> [DOCUMENT SECTION]
• • • • • • •

After World War II the company transitioned to smaller machines, notably the "Bella" motor scooter, which was a relatively heavy machine for its type. In 1951 Zündapp released the last of its heavy motorcycle models, but one of its most famous: the KS601 (the "green elephant") with a 598 cc two-cylinder engine. From 1957 to 1958 the company also produced the Zündapp Janus microcar.

In 1958 the company moved from Nuremberg to Munich. Subsequently, the company developed several new smaller models, discontinued the development of four-stroke engines and only produced two-stroke models. Zündapp experienced enormous success in off-road motorsports winning thousands of Gold-Silver and bronze medals, many Championships.
The American rider Dave Ekins won an overall victory at the 1967 Greenhorn Enduro aboard a 100cc Zündapp, defeating competitors on much larger motorcycles. Belgian rider André Malherbe rode a Zündapp to win the 125cc European motocross championships in 1973 and again in 1974. Initially, Zündapp scooters and mopeds sold well, but later sales declined and in 1984 the company went bankrupt and closed. New legislation had destroyed the market for Zündapps high-speed 50 cc "Kleinkrafträder": to reduce noise and to reduce the accidents especially young riders had on those bikes, the new "80 cc" class was introduced. That made it much easier especially for the Japanese manufacturers to break into the previously protected market as they could easily downsize the 125 cc engines. Kreidler shared Zündapp's fate and went insolvent in 1982.

==Post bankruptcy==
After the bankruptcy, the entire production line and intellectual properties were bought by Xunda Motor Co., Tianjin, China. They produced small Zündapp motorcycles from 1987 until the early 1990s. Zündapp later produced Honda-based four-stroke motorcycles and electric mopeds in the 2010s.

• • • • • • •

> [Collected data entries]
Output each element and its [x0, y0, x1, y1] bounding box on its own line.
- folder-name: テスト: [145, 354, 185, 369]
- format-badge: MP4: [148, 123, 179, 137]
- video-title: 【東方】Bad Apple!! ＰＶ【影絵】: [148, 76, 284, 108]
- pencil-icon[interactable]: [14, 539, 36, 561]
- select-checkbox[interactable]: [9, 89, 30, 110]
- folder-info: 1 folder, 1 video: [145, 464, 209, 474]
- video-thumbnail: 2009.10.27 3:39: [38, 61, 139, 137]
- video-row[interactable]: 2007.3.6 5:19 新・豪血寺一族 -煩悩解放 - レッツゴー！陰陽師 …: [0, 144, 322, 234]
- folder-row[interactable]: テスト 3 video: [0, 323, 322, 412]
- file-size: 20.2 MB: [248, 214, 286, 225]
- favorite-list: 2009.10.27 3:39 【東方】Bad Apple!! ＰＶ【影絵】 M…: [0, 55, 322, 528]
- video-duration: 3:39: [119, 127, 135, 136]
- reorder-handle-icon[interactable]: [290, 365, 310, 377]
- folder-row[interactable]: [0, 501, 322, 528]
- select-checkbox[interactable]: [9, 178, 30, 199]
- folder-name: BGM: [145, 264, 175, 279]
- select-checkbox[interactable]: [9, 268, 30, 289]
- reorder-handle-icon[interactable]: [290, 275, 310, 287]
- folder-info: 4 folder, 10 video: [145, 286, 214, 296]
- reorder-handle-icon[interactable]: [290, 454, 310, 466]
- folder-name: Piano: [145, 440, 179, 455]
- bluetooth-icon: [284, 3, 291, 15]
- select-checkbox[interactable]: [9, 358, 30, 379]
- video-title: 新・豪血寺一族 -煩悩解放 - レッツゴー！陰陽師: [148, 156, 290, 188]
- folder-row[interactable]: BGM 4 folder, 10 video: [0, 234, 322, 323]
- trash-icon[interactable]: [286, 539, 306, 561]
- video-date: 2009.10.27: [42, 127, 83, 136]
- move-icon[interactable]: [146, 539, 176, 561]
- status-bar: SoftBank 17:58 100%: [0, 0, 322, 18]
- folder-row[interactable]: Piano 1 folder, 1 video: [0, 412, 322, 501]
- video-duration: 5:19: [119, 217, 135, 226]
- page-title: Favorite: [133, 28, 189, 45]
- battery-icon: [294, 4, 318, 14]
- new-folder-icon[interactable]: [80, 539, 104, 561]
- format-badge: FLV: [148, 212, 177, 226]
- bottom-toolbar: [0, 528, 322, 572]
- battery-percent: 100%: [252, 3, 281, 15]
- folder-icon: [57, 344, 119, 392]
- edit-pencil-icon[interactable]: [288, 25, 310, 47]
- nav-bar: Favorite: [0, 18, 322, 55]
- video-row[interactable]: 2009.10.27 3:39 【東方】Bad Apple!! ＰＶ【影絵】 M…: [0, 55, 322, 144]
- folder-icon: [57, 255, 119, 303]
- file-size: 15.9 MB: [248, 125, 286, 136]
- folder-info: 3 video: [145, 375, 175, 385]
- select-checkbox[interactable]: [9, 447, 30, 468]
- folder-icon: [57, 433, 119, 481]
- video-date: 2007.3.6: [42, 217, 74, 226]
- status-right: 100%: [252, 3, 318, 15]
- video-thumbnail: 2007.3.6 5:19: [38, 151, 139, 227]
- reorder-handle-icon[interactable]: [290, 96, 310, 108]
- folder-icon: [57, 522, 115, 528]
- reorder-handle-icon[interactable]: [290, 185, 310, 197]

• • • • • • •

Extend the history of the Zündapp company past its final sentence, carrying the account forward in the same style. The data originate from a separate source.

Zündapp also had a technical collaboration with Royal Enfield (India) to build mopeds and motorcycles. A dedicated factory was built at Ranipet near Madras (now Chennai) in the early 1980s to manufacture small, lightweight two-stroke motorcycles to be offered along with their flagship Royal Enfield Bullet. Enfield launched two 50 cc motorcycles first, the step-thru Silver Plus and the three-speed Explorer motorcycle. Later, Enfield Fury 175 (based on Zündapp KS175) was introduced as a performance motorcycle. It had five-speed gearbox, a hydraulic Brembo disc brake and a sleeveless hard chromed cylinder barrel, all were a first on a motorcycle in that country. That being said, sales of these models were very low in the country.

In 2017, the Zündapp name returned to German hands after being purchased by Dieter Neumeyer, the grandson of company founder Fritz Neumeyer. The newly owned company subsequently produced e-bicycles and later revealed a new motorcycle concept, the ZXA 500 Adventure, at the 2022 Intermot Show in Cologne.